* begin *

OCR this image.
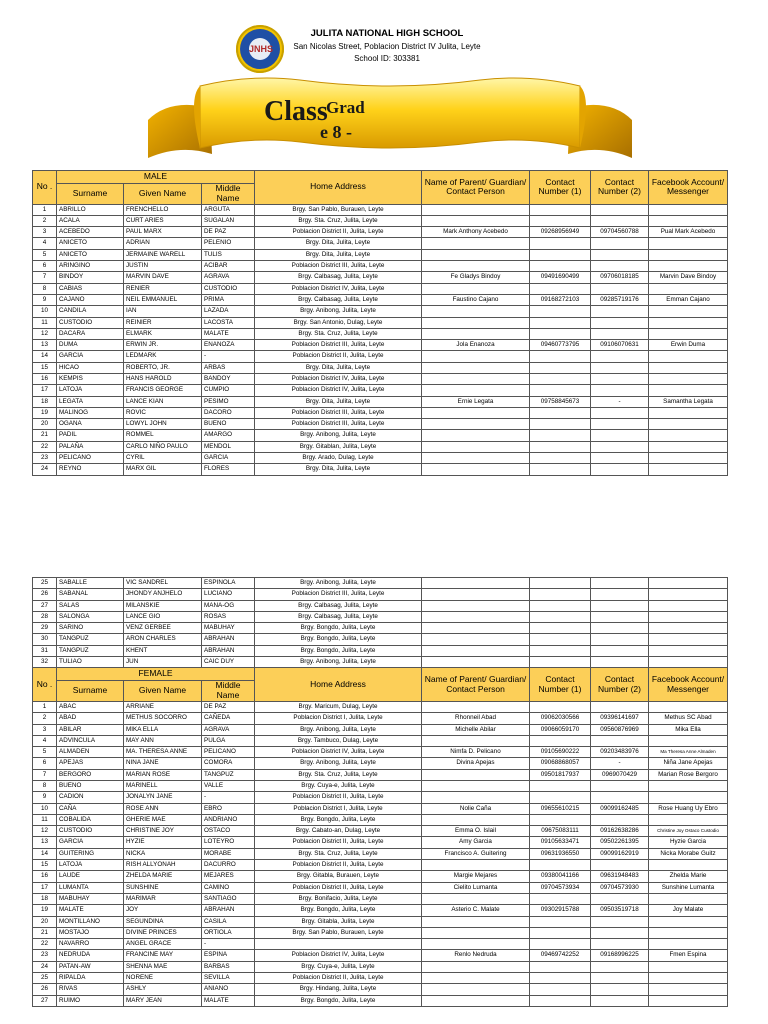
JNHS
JULITA NATIONAL HIGH SCHOOL
San Nicolas Street, Poblacion District IV Julita, Leyte
School ID: 303381
Class
Grad
e 8 -
No .	MALE			Home Address	Name of Parent/ Guardian/ Contact Person	Contact Number (1)	Contact Number (2)	Facebook Account/ Messenger
	Surname	Given Name	Middle Name					
1	ABRILLO	FRENCHELLO	ARGUTA	Brgy. San Pablo, Burauen, Leyte				
2	ACALA	CURT ARIES	SUGALAN	Brgy. Sta. Cruz, Julita, Leyte				
3	ACEBEDO	PAUL MARX	DE PAZ	Poblacion District II, Julita, Leyte	Mark Anthony Acebedo	09268956949	09704560788	Pual Mark Acebedo
4	ANICETO	ADRIAN	PELENIO	Brgy. Dita, Julita, Leyte				
5	ANICETO	JERMAINE WARELL	TULIS	Brgy. Dita, Julita, Leyte				
6	ARINGINO	JUSTIN	ACIBAR	Poblacion District III, Julita, Leyte				
7	BINDOY	MARVIN DAVE	AGRAVA	Brgy. Calbasag, Julita, Leyte	Fe Gladys Bindoy	09491690499	09706018185	Marvin Dave Bindoy
8	CABIAS	RENIER	CUSTODIO	Poblacion District IV, Julita, Leyte				
9	CAJANO	NEIL EMMANUEL	PRIMA	Brgy. Calbasag, Julita, Leyte	Faustino Cajano	09168272103	09285719176	Emman Cajano
10	CANDILA	IAN	LAZADA	Brgy. Anibong, Julita, Leyte				
11	CUSTODIO	REINIER	LACOSTA	Brgy. San Antonio, Dulag, Leyte				
12	DACARA	ELMARK	MALATE	Brgy. Sta. Cruz, Julita, Leyte				
13	DUMA	ERWIN JR.	ENANOZA	Poblacion District III, Julita, Leyte	Jola Enanoza	09460773795	09106070631	Erwin Duma
14	GARCIA	LEDMARK	-	Poblacion District II, Julita, Leyte				
15	HICAO	ROBERTO, JR.	ARBAS	Brgy. Dita, Julita, Leyte				
16	KEMPIS	HANS HAROLD	BANDOY	Poblacion District IV, Julita, Leyte				
17	LATOJA	FRANCIS GEORGE	CUMPIO	Poblacion District IV, Julita, Leyte				
18	LEGATA	LANCE KIAN	PESIMO	Brgy. Dita, Julita, Leyte	Ernie Legata	09758845673	-	Samantha Legata
19	MALINOG	ROVIC	DACORO	Poblacion District III, Julita, Leyte				
20	OGANA	LOWYL JOHN	BUENO	Poblacion District III, Julita, Leyte				
21	PADIL	ROMMEL	AMARGO	Brgy. Anibong, Julita, Leyte				
22	PALAÑA	CARLO NIÑO PAULO	MENDOL	Brgy. Gitablan, Julita, Leyte				
23	PELICANO	CYRIL	GARCIA	Brgy. Arado, Dulag, Leyte				
24	REYNO	MARX GIL	FLORES	Brgy. Dita, Julita, Leyte				
25	SABALLE	VIC SANDREL	ESPINOLA	Brgy. Anibong, Julita, Leyte				
26	SABANAL	JHONDY ANJHELO	LUCIANO	Poblacion District III, Julita, Leyte				
27	SALAS	MILANSKIE	MANA-OG	Brgy. Calbasag, Julita, Leyte				
28	SALONGA	LANCE GIO	ROSAS	Brgy. Calbasag, Julita, Leyte				
29	SARINO	VENZ GERBEE	MABUHAY	Brgy. Bongdo, Julita, Leyte				
30	TANGPUZ	ARON CHARLES	ABRAHAN	Brgy. Bongdo, Julita, Leyte				
31	TANGPUZ	KHENT	ABRAHAN	Brgy. Bongdo, Julita, Leyte				
32	TULIAO	JUN	CAIC DUY	Brgy. Anibong, Julita, Leyte				
No .	FEMALE			Home Address	Name of Parent/ Guardian/ Contact Person	Contact Number (1)	Contact Number (2)	Facebook Account/ Messenger
	Surname	Given Name	Middle Name					
1	ABAC	ARRIANE	DE PAZ	Brgy. Maricum, Dulag, Leyte				
2	ABAD	METHUS SOCORRO	CAÑEDA	Poblacion District I, Julita, Leyte	Rhonneil Abad	09062030566	09396141697	Methus SC Abad
3	ABILAR	MIKA ELLA	AGRAVA	Brgy. Anibong, Julita, Leyte	Michelle Abilar	09066059170	09560876969	Mika Ella
4	ADVINCULA	MAY ANN	PULGA	Brgy. Tambuco, Dulag, Leyte				
5	ALMADEN	MA. THERESA ANNE	PELICANO	Poblacion District IV, Julita, Leyte	Nimfa D. Pelicano	09105690222	09203483976	Ma Theresa Anne Almaden
6	APEJAS	NINA JANE	COMORA	Brgy. Anibong, Julita, Leyte	Divina Apejas	09068868057	-	Niña Jane Apejas
7	BERGORO	MARIAN ROSE	TANGPUZ	Brgy. Sta. Cruz, Julita, Leyte		09501817937	0969070429	Marian Rose Bergoro
8	BUENO	MARINELL	VALLE	Brgy. Cuya-e, Julita, Leyte				
9	CADION	JONALYN JANE	-	Poblacion District II, Julita, Leyte				
10	CAÑA	ROSE ANN	EBRO	Poblacion District I, Julita, Leyte	Nolie Caña	09655610215	09099162485	Rose Huang Uy Ebro
11	COBALIDA	GHERIE MAE	ANDRIANO	Brgy. Bongdo, Julita, Leyte				
12	CUSTODIO	CHRISTINE JOY	OSTACO	Brgy. Cabato-an, Dulag, Leyte	Emma O. Islail	09675083111	09162638286	Christine Joy Ostaco Custodio
13	GARCIA	HYZIE	LOTEYRO	Poblacion District II, Julita, Leyte	Amy Garcia	09105633471	09502261395	Hyzie Garcia
14	GUITERING	NICKA	MORABE	Brgy. Sta. Cruz, Julita, Leyte	Francisco A. Guitering	09631936550	09099162919	Nicka Morabe Guitz
15	LATOJA	RISH ALLYONAH	DACURRO	Poblacion District II, Julita, Leyte				
16	LAUDE	ZHELDA MARIE	MEJARES	Brgy. Gitabla, Burauen, Leyte	Margie Mejares	09380041166	09631948483	Zhelda Marie
17	LUMANTA	SUNSHINE	CAMINO	Poblacion District II, Julita, Leyte	Cielito Lumanta	09704573934	09704573930	Sunshine Lumanta
18	MABUHAY	MARIMAR	SANTIAGO	Brgy. Bonifacio, Julita, Leyte				
19	MALATE	JOY	ABRAHAN	Brgy. Bongdo, Julita, Leyte	Asterio C. Malate	09302915788	09503519718	Joy Malate
20	MONTILLANO	SEGUNDINA	CASILA	Brgy. Gitabla, Julita, Leyte				
21	MOSTAJO	DIVINE PRINCES	ORTIOLA	Brgy. San Pablo, Burauen, Leyte				
22	NAVARRO	ANGEL GRACE	-					
23	NEDRUDA	FRANCINE MAY	ESPINA	Poblacion District IV, Julita, Leyte	Renlo Nedruda	09469742252	09168996225	Fmen Espina
24	PATAN-AW	SHENNA MAE	BARBAS	Brgy. Cuya-e, Julita, Leyte				
25	RIPALDA	NORENE	SEVILLA	Poblacion District II, Julita, Leyte				
26	RIVAS	ASHLY	ANIANO	Brgy. Hindang, Julita, Leyte				
27	RUIMO	MARY JEAN	MALATE	Brgy. Bongdo, Julita, Leyte				
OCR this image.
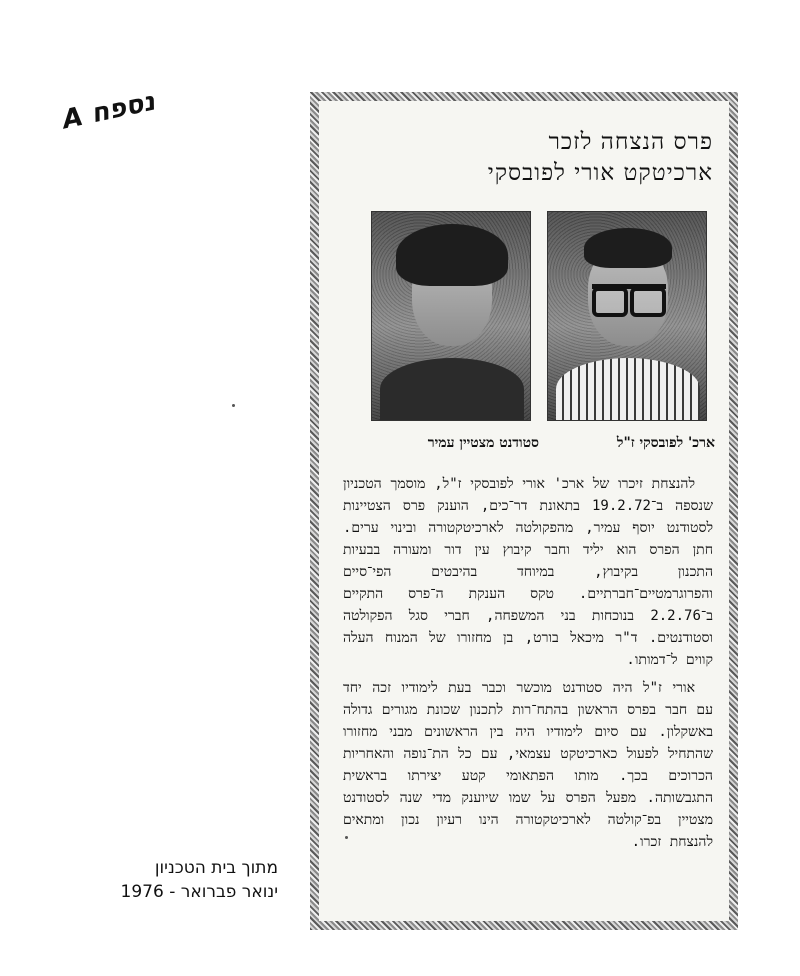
נספח A
מתוך בית הטכניון
ינואר פברואר - 1976
פרס הנצחה לזכר
ארכיטקט אורי לפובסקי
ארכ' לפובסקי ז"ל
סטודנט מצטיין עמיר

להנצחת זיכרו של ארכ' אורי לפובסקי ז"ל, מוסמך הטכניון שנספה ב־19.2.72 בתאונת דר־כים, הוענק פרס הצטיינות לסטודנט יוסף עמיר, מהפקולטה לארכיטקטורה ובינוי ערים. חתן הפרס הוא יליד וחבר קיבוץ עין דור ומעורה בבעיות התכנון בקיבוץ, במיוחד בהיבטים הפי־סיים והפרוגרמטיים־חברתיים. טקס הענקת ה־פרס התקיים ב־2.2.76 בנוכחות בני המשפחה, חברי סגל הפקולטה וסטודנטים. ד"ר מיכאל בורט, בן מחזורו של המנוח העלה קווים ל־דמותו.

אורי ז"ל היה סטודנט מוכשר וכבר בעת לימודיו זכה יחד עם חבר בפרס הראשון בהתח־רות לתכנון שכונת מגורים גדולה באשקלון. עם סיום לימודיו היה בין הראשונים מבני מחזורו שהתחיל לפעול כארכיטקט עצמאי, עם כל הת־נופה והאחריות הכרוכים בכך. מותו הפתאומי קטע יצירתו בראשית התגבשותה. מפעל הפרס על שמו שיוענק מדי שנה לסטודנט מצטיין בפ־קולטה לארכיטקטורה הינו רעיון נכון ומתאים להנצחת זכרו.
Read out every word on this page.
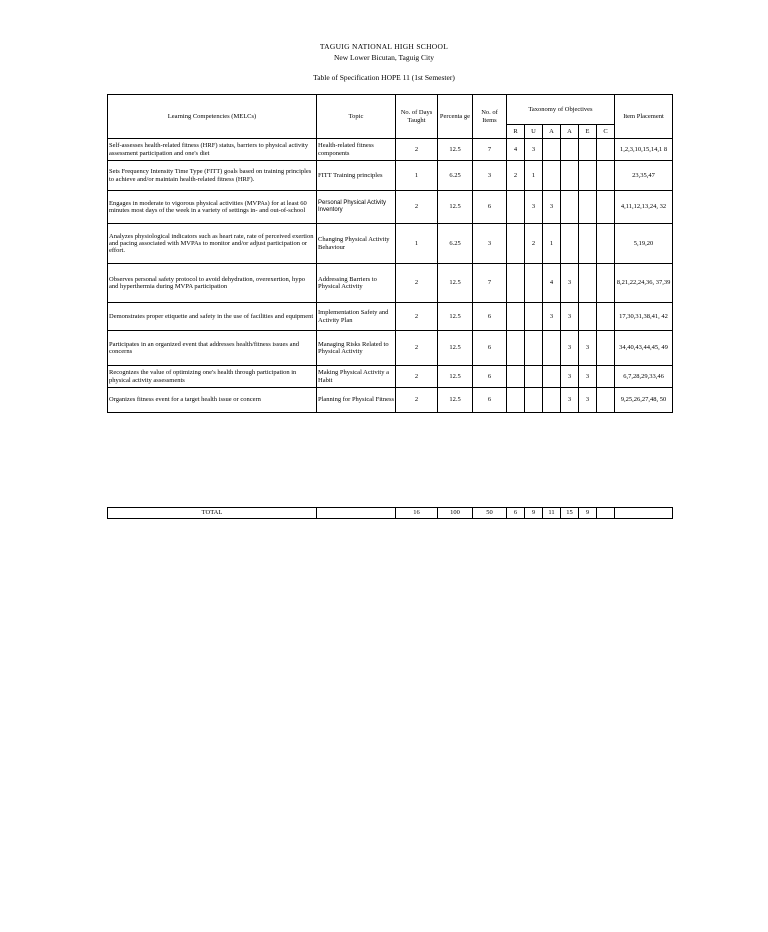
TAGUIG NATIONAL HIGH SCHOOL
New Lower Bicutan, Taguig City
Table of Specification HOPE 11 (1st Semester)
Learning Competencies (MELCs)	Topic	No. of Days Taught	Percenta ge	No. of Items	Taxonomy of Objectives						Item Placement
					R	U	A	A	E	C	
Self-assesses health-related fitness (HRF) status, barriers to physical activity assessment participation and one's diet	Health-related fitness components	2	12.5	7	4	3					1,2,3,10,15,14,1 8
Sets Frequency Intensity Time Type (FITT) goals based on training principles to achieve and/or maintain health-related fitness (HRF).	FITT Training principles	1	6.25	3	2	1					23,35,47
Engages in moderate to vigorous physical activities (MVPAs) for at least 60 minutes most days of the week in a variety of settings in- and out-of-school	Personal Physical Activity Inventory	2	12.5	6		3	3				4,11,12,13,24, 32
Analyzes physiological indicators such as heart rate, rate of perceived exertion and pacing associated with MVPAs to monitor and/or adjust participation or effort.	Changing Physical Activity Behaviour	1	6.25	3		2	1				5,19,20
Observes personal safety protocol to avoid dehydration, overexertion, hypo and hyperthermia during MVPA participation	Addressing Barriers to Physical Activity	2	12.5	7			4	3			8,21,22,24,36, 37,39
Demonstrates proper etiquette and safety in the use of facilities and equipment	Implementation Safety and Activity Plan	2	12.5	6			3	3			17,30,31,38,41, 42
Participates in an organized event that addresses health/fitness issues and concerns	Managing Risks Related to Physical Activity	2	12.5	6				3	3		34,40,43,44,45, 49
Recognizes the value of optimizing one's health through participation in physical activity assessments	Making Physical Activity a Habit	2	12.5	6				3	3		6,7,28,29,33,46
Organizes fitness event for a target health issue or concern	Planning for Physical Fitness	2	12.5	6				3	3		9,25,26,27,48, 50
TOTAL		16	100	50	6	9	11	15	9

* end *

* What you have to do *
Go through the records and show every line with the string "JANE" in it.

* Response *
6	APEJAS	NINA JANE	COMORA	Brgy. Anibong, Julita, Leyte	Divina Apejas	09068868057	-	Niña Jane Apejas
9	CADION	JONALYN JANE	-	Poblacion District II, Julita, Leyte				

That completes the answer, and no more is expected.